> [Short exercise] Copy the data word for word, keeping every line.

(Data excerpts)
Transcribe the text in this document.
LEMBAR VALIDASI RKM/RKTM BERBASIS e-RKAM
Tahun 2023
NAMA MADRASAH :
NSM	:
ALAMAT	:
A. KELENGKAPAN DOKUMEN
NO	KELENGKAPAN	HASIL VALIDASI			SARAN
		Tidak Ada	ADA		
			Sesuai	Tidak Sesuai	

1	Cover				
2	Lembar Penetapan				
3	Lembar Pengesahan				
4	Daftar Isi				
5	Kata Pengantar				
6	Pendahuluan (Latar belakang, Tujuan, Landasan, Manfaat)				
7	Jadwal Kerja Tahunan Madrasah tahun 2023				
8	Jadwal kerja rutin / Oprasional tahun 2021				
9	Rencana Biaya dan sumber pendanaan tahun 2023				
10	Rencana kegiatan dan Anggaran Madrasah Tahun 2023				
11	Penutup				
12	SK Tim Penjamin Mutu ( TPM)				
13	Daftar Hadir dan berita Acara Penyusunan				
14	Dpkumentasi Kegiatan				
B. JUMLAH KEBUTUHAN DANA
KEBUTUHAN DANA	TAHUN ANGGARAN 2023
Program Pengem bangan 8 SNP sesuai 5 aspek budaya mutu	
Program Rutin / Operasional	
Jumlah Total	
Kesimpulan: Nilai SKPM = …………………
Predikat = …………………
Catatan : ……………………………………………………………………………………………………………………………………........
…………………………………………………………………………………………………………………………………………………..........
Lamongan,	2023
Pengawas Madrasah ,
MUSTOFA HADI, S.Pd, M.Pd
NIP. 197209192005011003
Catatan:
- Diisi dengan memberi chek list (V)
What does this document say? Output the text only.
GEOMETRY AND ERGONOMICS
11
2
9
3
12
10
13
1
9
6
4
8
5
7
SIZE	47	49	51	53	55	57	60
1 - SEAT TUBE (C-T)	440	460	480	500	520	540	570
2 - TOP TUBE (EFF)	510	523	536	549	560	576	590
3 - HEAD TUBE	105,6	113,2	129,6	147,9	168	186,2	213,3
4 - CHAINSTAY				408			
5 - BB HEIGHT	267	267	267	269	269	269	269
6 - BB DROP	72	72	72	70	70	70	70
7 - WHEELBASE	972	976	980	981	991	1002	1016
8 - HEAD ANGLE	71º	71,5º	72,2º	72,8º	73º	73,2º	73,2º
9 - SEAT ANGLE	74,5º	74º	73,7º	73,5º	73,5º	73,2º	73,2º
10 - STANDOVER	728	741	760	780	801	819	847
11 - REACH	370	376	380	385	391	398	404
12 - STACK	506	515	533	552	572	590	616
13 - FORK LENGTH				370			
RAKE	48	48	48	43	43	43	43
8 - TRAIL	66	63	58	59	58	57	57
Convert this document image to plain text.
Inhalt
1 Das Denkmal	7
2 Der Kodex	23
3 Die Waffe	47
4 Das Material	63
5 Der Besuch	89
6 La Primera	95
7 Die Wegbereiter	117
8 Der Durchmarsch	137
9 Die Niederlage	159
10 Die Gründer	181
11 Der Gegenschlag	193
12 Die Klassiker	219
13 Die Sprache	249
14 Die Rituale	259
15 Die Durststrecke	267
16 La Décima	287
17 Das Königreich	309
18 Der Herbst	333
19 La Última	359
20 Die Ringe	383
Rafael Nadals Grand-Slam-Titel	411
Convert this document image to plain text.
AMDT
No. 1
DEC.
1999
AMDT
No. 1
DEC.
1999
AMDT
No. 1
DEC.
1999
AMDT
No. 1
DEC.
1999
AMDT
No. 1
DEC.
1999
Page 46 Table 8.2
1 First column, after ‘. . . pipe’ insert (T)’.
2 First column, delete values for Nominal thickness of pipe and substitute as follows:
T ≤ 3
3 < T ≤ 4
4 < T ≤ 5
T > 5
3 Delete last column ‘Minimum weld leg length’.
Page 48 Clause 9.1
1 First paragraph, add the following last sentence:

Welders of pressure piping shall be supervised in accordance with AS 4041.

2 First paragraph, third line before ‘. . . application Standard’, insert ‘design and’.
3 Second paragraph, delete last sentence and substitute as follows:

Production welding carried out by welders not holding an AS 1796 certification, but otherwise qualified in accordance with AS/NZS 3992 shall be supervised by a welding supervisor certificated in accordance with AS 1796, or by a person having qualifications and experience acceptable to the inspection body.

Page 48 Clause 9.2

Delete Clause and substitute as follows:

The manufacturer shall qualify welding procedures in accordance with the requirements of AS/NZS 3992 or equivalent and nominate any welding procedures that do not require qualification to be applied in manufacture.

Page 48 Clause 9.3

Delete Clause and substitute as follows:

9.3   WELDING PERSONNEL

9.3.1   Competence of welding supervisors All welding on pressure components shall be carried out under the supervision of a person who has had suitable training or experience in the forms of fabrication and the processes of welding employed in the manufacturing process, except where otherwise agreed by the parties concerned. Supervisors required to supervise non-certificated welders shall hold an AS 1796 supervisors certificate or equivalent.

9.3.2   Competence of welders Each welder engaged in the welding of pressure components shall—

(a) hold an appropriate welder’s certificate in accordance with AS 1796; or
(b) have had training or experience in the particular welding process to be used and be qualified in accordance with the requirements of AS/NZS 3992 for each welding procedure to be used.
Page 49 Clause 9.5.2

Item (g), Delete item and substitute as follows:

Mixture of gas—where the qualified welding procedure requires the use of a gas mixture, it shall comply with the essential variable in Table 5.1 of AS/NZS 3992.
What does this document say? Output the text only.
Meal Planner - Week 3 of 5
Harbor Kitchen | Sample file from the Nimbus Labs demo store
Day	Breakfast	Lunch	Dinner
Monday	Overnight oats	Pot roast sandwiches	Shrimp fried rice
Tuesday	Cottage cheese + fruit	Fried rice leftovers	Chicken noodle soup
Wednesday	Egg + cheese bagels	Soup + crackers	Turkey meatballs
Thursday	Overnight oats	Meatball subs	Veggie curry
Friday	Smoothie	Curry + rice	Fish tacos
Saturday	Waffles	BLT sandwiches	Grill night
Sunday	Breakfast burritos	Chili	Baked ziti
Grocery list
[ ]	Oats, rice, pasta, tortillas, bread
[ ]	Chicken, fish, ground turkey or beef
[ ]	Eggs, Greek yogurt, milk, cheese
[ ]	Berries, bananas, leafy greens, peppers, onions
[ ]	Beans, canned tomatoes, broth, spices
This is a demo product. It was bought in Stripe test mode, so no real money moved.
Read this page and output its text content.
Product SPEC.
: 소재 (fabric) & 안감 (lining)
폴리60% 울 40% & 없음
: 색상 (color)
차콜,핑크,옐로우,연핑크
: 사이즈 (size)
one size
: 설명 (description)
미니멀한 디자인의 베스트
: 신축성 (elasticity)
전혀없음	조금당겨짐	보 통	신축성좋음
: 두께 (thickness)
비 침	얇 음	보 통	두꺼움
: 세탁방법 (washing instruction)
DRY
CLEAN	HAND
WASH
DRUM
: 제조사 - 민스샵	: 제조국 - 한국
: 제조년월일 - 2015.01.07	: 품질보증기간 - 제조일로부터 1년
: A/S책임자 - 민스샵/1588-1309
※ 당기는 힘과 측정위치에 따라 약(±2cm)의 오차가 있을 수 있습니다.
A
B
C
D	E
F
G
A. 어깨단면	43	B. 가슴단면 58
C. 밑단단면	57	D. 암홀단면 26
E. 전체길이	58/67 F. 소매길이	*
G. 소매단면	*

> [The response]
Transcribe the text in this document.
LEMBAR VALIDASI RKM/RKTM BERBASIS e-RKAM
Tahun 2023
NAMA MADRASAH :
NSM	:
ALAMAT	:
A. KELENGKAPAN DOKUMEN
NO	KELENGKAPAN	HASIL VALIDASI			SARAN
		Tidak Ada	ADA		
			Sesuai	Tidak Sesuai	

1	Cover				
2	Lembar Penetapan				
3	Lembar Pengesahan				
4	Daftar Isi				
5	Kata Pengantar				
6	Pendahuluan (Latar belakang, Tujuan, Landasan, Manfaat)				
7	Jadwal Kerja Tahunan Madrasah tahun 2023				
8	Jadwal kerja rutin / Oprasional tahun 2021				
9	Rencana Biaya dan sumber pendanaan tahun 2023				
10	Rencana kegiatan dan Anggaran Madrasah Tahun 2023				
11	Penutup				
12	SK Tim Penjamin Mutu ( TPM)				
13	Daftar Hadir dan berita Acara Penyusunan				
14	Dpkumentasi Kegiatan				
B. JUMLAH KEBUTUHAN DANA
KEBUTUHAN DANA	TAHUN ANGGARAN 2023
Program Pengem bangan 8 SNP sesuai 5 aspek budaya mutu	
Program Rutin / Operasional	
Jumlah Total	
Kesimpulan: Nilai SKPM = …………………
Predikat = …………………
Catatan : ……………………………………………………………………………………………………………………………………........
…………………………………………………………………………………………………………………………………………………..........
Lamongan,	2023
Pengawas Madrasah ,
MUSTOFA HADI, S.Pd, M.Pd
NIP. 197209192005011003
Catatan:
- Diisi dengan memberi chek list (V)
What does this document say? Output the text only.
GEOMETRY AND ERGONOMICS
11
2
9
3
12
10
13
1
9
6
4
8
5
7
SIZE	47	49	51	53	55	57	60
1 - SEAT TUBE (C-T)	440	460	480	500	520	540	570
2 - TOP TUBE (EFF)	510	523	536	549	560	576	590
3 - HEAD TUBE	105,6	113,2	129,6	147,9	168	186,2	213,3
4 - CHAINSTAY				408			
5 - BB HEIGHT	267	267	267	269	269	269	269
6 - BB DROP	72	72	72	70	70	70	70
7 - WHEELBASE	972	976	980	981	991	1002	1016
8 - HEAD ANGLE	71º	71,5º	72,2º	72,8º	73º	73,2º	73,2º
9 - SEAT ANGLE	74,5º	74º	73,7º	73,5º	73,5º	73,2º	73,2º
10 - STANDOVER	728	741	760	780	801	819	847
11 - REACH	370	376	380	385	391	398	404
12 - STACK	506	515	533	552	572	590	616
13 - FORK LENGTH				370			
RAKE	48	48	48	43	43	43	43
8 - TRAIL	66	63	58	59	58	57	57
Convert this document image to plain text.
Inhalt
1 Das Denkmal	7
2 Der Kodex	23
3 Die Waffe	47
4 Das Material	63
5 Der Besuch	89
6 La Primera	95
7 Die Wegbereiter	117
8 Der Durchmarsch	137
9 Die Niederlage	159
10 Die Gründer	181
11 Der Gegenschlag	193
12 Die Klassiker	219
13 Die Sprache	249
14 Die Rituale	259
15 Die Durststrecke	267
16 La Décima	287
17 Das Königreich	309
18 Der Herbst	333
19 La Última	359
20 Die Ringe	383
Rafael Nadals Grand-Slam-Titel	411
Convert this document image to plain text.
AMDT
No. 1
DEC.
1999
AMDT
No. 1
DEC.
1999
AMDT
No. 1
DEC.
1999
AMDT
No. 1
DEC.
1999
AMDT
No. 1
DEC.
1999
Page 46 Table 8.2
1 First column, after ‘. . . pipe’ insert (T)’.
2 First column, delete values for Nominal thickness of pipe and substitute as follows:
T ≤ 3
3 < T ≤ 4
4 < T ≤ 5
T > 5
3 Delete last column ‘Minimum weld leg length’.
Page 48 Clause 9.1
1 First paragraph, add the following last sentence:

Welders of pressure piping shall be supervised in accordance with AS 4041.

2 First paragraph, third line before ‘. . . application Standard’, insert ‘design and’.
3 Second paragraph, delete last sentence and substitute as follows:

Production welding carried out by welders not holding an AS 1796 certification, but otherwise qualified in accordance with AS/NZS 3992 shall be supervised by a welding supervisor certificated in accordance with AS 1796, or by a person having qualifications and experience acceptable to the inspection body.

Page 48 Clause 9.2

Delete Clause and substitute as follows:

The manufacturer shall qualify welding procedures in accordance with the requirements of AS/NZS 3992 or equivalent and nominate any welding procedures that do not require qualification to be applied in manufacture.

Page 48 Clause 9.3

Delete Clause and substitute as follows:

9.3   WELDING PERSONNEL

9.3.1   Competence of welding supervisors All welding on pressure components shall be carried out under the supervision of a person who has had suitable training or experience in the forms of fabrication and the processes of welding employed in the manufacturing process, except where otherwise agreed by the parties concerned. Supervisors required to supervise non-certificated welders shall hold an AS 1796 supervisors certificate or equivalent.

9.3.2   Competence of welders Each welder engaged in the welding of pressure components shall—

(a) hold an appropriate welder’s certificate in accordance with AS 1796; or
(b) have had training or experience in the particular welding process to be used and be qualified in accordance with the requirements of AS/NZS 3992 for each welding procedure to be used.
Page 49 Clause 9.5.2

Item (g), Delete item and substitute as follows:

Mixture of gas—where the qualified welding procedure requires the use of a gas mixture, it shall comply with the essential variable in Table 5.1 of AS/NZS 3992.
What does this document say? Output the text only.
Meal Planner - Week 3 of 5
Harbor Kitchen | Sample file from the Nimbus Labs demo store
Day	Breakfast	Lunch	Dinner
Monday	Overnight oats	Pot roast sandwiches	Shrimp fried rice
Tuesday	Cottage cheese + fruit	Fried rice leftovers	Chicken noodle soup
Wednesday	Egg + cheese bagels	Soup + crackers	Turkey meatballs
Thursday	Overnight oats	Meatball subs	Veggie curry
Friday	Smoothie	Curry + rice	Fish tacos
Saturday	Waffles	BLT sandwiches	Grill night
Sunday	Breakfast burritos	Chili	Baked ziti
Grocery list
[ ]	Oats, rice, pasta, tortillas, bread
[ ]	Chicken, fish, ground turkey or beef
[ ]	Eggs, Greek yogurt, milk, cheese
[ ]	Berries, bananas, leafy greens, peppers, onions
[ ]	Beans, canned tomatoes, broth, spices
This is a demo product. It was bought in Stripe test mode, so no real money moved.
Read this page and output its text content.
Product SPEC.
: 소재 (fabric) & 안감 (lining)
폴리60% 울 40% & 없음
: 색상 (color)
차콜,핑크,옐로우,연핑크
: 사이즈 (size)
one size
: 설명 (description)
미니멀한 디자인의 베스트
: 신축성 (elasticity)
전혀없음	조금당겨짐	보 통	신축성좋음
: 두께 (thickness)
비 침	얇 음	보 통	두꺼움
: 세탁방법 (washing instruction)
DRY
CLEAN	HAND
WASH
DRUM
: 제조사 - 민스샵	: 제조국 - 한국
: 제조년월일 - 2015.01.07	: 품질보증기간 - 제조일로부터 1년
: A/S책임자 - 민스샵/1588-1309
※ 당기는 힘과 측정위치에 따라 약(±2cm)의 오차가 있을 수 있습니다.
A
B
C
D	E
F
G
A. 어깨단면	43	B. 가슴단면 58
C. 밑단단면	57	D. 암홀단면 26
E. 전체길이	58/67 F. 소매길이	*
G. 소매단면	*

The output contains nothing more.